─── Provided material

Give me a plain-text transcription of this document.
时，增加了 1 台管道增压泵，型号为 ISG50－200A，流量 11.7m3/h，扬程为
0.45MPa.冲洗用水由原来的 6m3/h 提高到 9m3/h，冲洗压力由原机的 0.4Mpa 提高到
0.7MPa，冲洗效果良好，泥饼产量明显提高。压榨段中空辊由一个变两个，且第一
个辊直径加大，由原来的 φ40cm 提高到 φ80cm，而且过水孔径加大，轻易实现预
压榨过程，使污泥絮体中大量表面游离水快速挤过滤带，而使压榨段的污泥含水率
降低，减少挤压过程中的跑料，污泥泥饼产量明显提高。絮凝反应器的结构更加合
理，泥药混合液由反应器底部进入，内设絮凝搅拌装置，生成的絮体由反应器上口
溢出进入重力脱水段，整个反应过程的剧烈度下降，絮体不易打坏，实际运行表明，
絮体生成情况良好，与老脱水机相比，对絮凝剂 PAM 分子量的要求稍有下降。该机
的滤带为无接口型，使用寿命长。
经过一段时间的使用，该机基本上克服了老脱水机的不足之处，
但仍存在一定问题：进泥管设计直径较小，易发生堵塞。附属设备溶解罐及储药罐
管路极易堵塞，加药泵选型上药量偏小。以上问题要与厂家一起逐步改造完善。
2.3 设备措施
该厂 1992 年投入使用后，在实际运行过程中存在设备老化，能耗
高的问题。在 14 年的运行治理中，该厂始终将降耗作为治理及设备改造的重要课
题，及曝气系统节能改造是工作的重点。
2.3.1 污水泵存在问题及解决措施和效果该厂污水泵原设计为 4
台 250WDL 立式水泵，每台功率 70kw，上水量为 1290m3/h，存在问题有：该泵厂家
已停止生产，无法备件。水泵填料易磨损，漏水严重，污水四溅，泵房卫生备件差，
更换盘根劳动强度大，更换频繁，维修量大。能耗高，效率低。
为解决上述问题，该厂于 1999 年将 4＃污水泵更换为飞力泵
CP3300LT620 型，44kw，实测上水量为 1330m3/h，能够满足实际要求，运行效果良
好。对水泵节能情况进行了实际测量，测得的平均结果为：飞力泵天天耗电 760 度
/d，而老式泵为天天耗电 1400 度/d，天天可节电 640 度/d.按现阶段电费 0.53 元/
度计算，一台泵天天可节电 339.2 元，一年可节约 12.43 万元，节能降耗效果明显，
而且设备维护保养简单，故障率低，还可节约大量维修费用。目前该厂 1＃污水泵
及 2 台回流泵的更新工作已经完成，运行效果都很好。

──────

Exercise instructions: Give the complete listing a second time, exactly as it reads.

Response for this exercise:
Give me a plain-text transcription of this document.
时，增加了 1 台管道增压泵，型号为 ISG50－200A，流量 11.7m3/h，扬程为
0.45MPa.冲洗用水由原来的 6m3/h 提高到 9m3/h，冲洗压力由原机的 0.4Mpa 提高到
0.7MPa，冲洗效果良好，泥饼产量明显提高。压榨段中空辊由一个变两个，且第一
个辊直径加大，由原来的 φ40cm 提高到 φ80cm，而且过水孔径加大，轻易实现预
压榨过程，使污泥絮体中大量表面游离水快速挤过滤带，而使压榨段的污泥含水率
降低，减少挤压过程中的跑料，污泥泥饼产量明显提高。絮凝反应器的结构更加合
理，泥药混合液由反应器底部进入，内设絮凝搅拌装置，生成的絮体由反应器上口
溢出进入重力脱水段，整个反应过程的剧烈度下降，絮体不易打坏，实际运行表明，
絮体生成情况良好，与老脱水机相比，对絮凝剂 PAM 分子量的要求稍有下降。该机
的滤带为无接口型，使用寿命长。
经过一段时间的使用，该机基本上克服了老脱水机的不足之处，
但仍存在一定问题：进泥管设计直径较小，易发生堵塞。附属设备溶解罐及储药罐
管路极易堵塞，加药泵选型上药量偏小。以上问题要与厂家一起逐步改造完善。
2.3 设备措施
该厂 1992 年投入使用后，在实际运行过程中存在设备老化，能耗
高的问题。在 14 年的运行治理中，该厂始终将降耗作为治理及设备改造的重要课
题，及曝气系统节能改造是工作的重点。
2.3.1 污水泵存在问题及解决措施和效果该厂污水泵原设计为 4
台 250WDL 立式水泵，每台功率 70kw，上水量为 1290m3/h，存在问题有：该泵厂家
已停止生产，无法备件。水泵填料易磨损，漏水严重，污水四溅，泵房卫生备件差，
更换盘根劳动强度大，更换频繁，维修量大。能耗高，效率低。
为解决上述问题，该厂于 1999 年将 4＃污水泵更换为飞力泵
CP3300LT620 型，44kw，实测上水量为 1330m3/h，能够满足实际要求，运行效果良
好。对水泵节能情况进行了实际测量，测得的平均结果为：飞力泵天天耗电 760 度
/d，而老式泵为天天耗电 1400 度/d，天天可节电 640 度/d.按现阶段电费 0.53 元/
度计算，一台泵天天可节电 339.2 元，一年可节约 12.43 万元，节能降耗效果明显，
而且设备维护保养简单，故障率低，还可节约大量维修费用。目前该厂 1＃污水泵
及 2 台回流泵的更新工作已经完成，运行效果都很好。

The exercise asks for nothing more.